Write out the records beneath this line exactly as they appear, minus any images.

__SUPPLIED DATA__
--

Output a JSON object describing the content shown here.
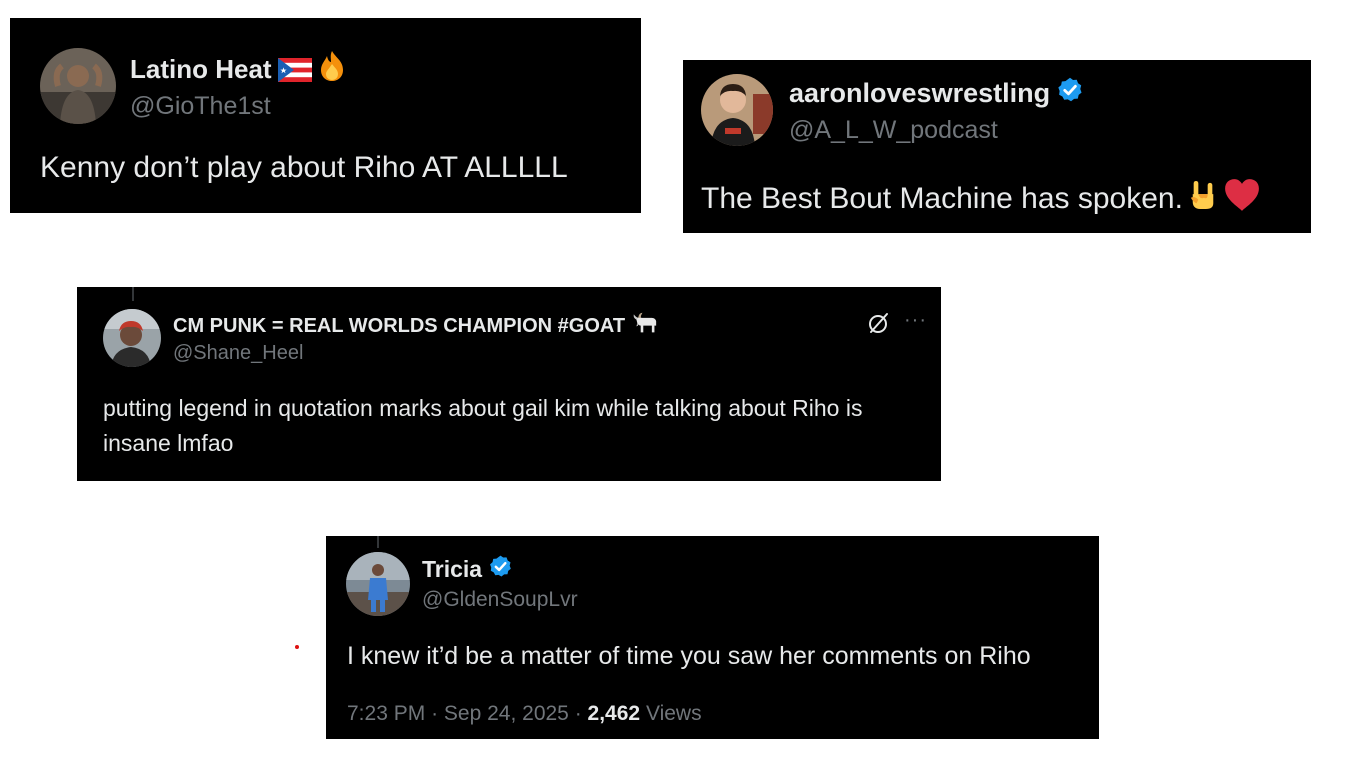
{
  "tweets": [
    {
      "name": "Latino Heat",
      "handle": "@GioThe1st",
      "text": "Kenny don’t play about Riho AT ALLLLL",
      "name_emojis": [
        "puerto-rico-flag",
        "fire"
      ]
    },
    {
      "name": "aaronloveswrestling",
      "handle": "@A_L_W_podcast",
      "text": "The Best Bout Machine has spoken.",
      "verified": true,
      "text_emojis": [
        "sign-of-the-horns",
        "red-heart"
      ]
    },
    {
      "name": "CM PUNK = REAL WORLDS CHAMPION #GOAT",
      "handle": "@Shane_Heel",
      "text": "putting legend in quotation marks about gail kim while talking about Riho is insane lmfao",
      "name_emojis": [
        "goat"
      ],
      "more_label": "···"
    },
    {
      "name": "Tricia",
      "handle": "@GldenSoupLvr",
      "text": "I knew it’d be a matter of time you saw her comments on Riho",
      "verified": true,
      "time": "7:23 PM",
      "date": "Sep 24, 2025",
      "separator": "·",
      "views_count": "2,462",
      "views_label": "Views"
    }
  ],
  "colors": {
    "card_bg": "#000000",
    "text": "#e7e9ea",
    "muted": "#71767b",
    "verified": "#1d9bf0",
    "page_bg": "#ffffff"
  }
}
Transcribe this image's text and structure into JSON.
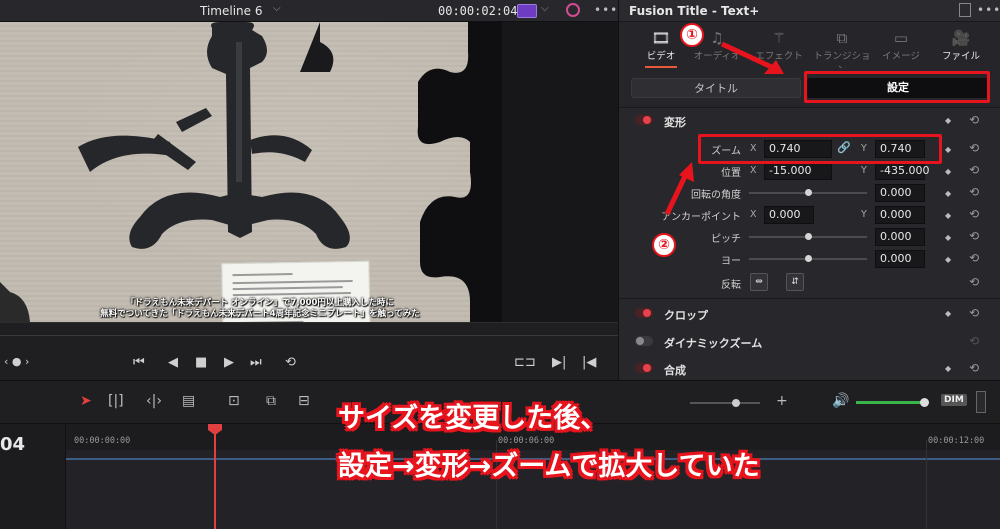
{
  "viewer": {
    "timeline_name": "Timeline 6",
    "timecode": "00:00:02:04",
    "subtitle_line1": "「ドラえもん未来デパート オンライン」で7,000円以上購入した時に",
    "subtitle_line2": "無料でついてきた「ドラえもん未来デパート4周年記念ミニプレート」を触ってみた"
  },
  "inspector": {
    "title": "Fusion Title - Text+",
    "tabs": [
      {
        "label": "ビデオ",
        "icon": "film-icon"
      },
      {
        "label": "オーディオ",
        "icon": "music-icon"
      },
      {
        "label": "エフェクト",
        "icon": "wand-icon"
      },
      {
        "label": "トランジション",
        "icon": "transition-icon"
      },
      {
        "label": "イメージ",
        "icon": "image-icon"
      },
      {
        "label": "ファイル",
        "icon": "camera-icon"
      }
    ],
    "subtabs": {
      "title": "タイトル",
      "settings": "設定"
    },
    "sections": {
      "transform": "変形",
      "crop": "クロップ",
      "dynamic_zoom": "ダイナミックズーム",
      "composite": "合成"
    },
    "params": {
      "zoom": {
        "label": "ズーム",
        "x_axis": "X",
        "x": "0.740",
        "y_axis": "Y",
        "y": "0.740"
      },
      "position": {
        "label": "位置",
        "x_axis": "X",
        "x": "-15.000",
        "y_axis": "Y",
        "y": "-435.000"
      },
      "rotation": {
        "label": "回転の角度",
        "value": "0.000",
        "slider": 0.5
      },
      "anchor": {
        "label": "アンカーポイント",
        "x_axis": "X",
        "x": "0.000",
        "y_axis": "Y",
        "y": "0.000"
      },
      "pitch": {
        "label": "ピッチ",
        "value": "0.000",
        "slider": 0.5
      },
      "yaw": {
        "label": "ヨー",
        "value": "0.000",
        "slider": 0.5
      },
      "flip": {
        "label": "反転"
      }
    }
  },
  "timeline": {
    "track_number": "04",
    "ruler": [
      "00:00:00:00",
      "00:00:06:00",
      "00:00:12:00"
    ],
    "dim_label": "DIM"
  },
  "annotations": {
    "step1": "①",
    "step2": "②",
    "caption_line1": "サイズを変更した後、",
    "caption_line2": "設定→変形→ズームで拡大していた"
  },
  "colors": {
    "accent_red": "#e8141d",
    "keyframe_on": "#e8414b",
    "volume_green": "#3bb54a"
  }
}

--

__CORRECT RESULT__
Output a JSON object describing the content shown here.
{
  "tweets": [
    {
      "name": "Latino Heat",
      "handle": "@GioThe1st",
      "text": "Kenny don’t play about Riho AT ALLLLL",
      "name_emojis": [
        "puerto-rico-flag",
        "fire"
      ]
    },
    {
      "name": "aaronloveswrestling",
      "handle": "@A_L_W_podcast",
      "text": "The Best Bout Machine has spoken.",
      "verified": true,
      "text_emojis": [
        "sign-of-the-horns",
        "red-heart"
      ]
    },
    {
      "name": "CM PUNK = REAL WORLDS CHAMPION #GOAT",
      "handle": "@Shane_Heel",
      "text": "putting legend in quotation marks about gail kim while talking about Riho is insane lmfao",
      "name_emojis": [
        "goat"
      ],
      "more_label": "···"
    },
    {
      "name": "Tricia",
      "handle": "@GldenSoupLvr",
      "text": "I knew it’d be a matter of time you saw her comments on Riho",
      "verified": true,
      "time": "7:23 PM",
      "date": "Sep 24, 2025",
      "separator": "·",
      "views_count": "2,462",
      "views_label": "Views"
    }
  ],
  "colors": {
    "card_bg": "#000000",
    "text": "#e7e9ea",
    "muted": "#71767b",
    "verified": "#1d9bf0",
    "page_bg": "#ffffff"
  }
}
Transcribe this image's text and structure into JSON.
{
  "viewer": {
    "timeline_name": "Timeline 6",
    "timecode": "00:00:02:04",
    "subtitle_line1": "「ドラえもん未来デパート オンライン」で7,000円以上購入した時に",
    "subtitle_line2": "無料でついてきた「ドラえもん未来デパート4周年記念ミニプレート」を触ってみた"
  },
  "inspector": {
    "title": "Fusion Title - Text+",
    "tabs": [
      {
        "label": "ビデオ",
        "icon": "film-icon"
      },
      {
        "label": "オーディオ",
        "icon": "music-icon"
      },
      {
        "label": "エフェクト",
        "icon": "wand-icon"
      },
      {
        "label": "トランジション",
        "icon": "transition-icon"
      },
      {
        "label": "イメージ",
        "icon": "image-icon"
      },
      {
        "label": "ファイル",
        "icon": "camera-icon"
      }
    ],
    "subtabs": {
      "title": "タイトル",
      "settings": "設定"
    },
    "sections": {
      "transform": "変形",
      "crop": "クロップ",
      "dynamic_zoom": "ダイナミックズーム",
      "composite": "合成"
    },
    "params": {
      "zoom": {
        "label": "ズーム",
        "x_axis": "X",
        "x": "0.740",
        "y_axis": "Y",
        "y": "0.740"
      },
      "position": {
        "label": "位置",
        "x_axis": "X",
        "x": "-15.000",
        "y_axis": "Y",
        "y": "-435.000"
      },
      "rotation": {
        "label": "回転の角度",
        "value": "0.000",
        "slider": 0.5
      },
      "anchor": {
        "label": "アンカーポイント",
        "x_axis": "X",
        "x": "0.000",
        "y_axis": "Y",
        "y": "0.000"
      },
      "pitch": {
        "label": "ピッチ",
        "value": "0.000",
        "slider": 0.5
      },
      "yaw": {
        "label": "ヨー",
        "value": "0.000",
        "slider": 0.5
      },
      "flip": {
        "label": "反転"
      }
    }
  },
  "timeline": {
    "track_number": "04",
    "ruler": [
      "00:00:00:00",
      "00:00:06:00",
      "00:00:12:00"
    ],
    "dim_label": "DIM"
  },
  "annotations": {
    "step1": "①",
    "step2": "②",
    "caption_line1": "サイズを変更した後、",
    "caption_line2": "設定→変形→ズームで拡大していた"
  },
  "colors": {
    "accent_red": "#e8141d",
    "keyframe_on": "#e8414b",
    "volume_green": "#3bb54a"
  }
}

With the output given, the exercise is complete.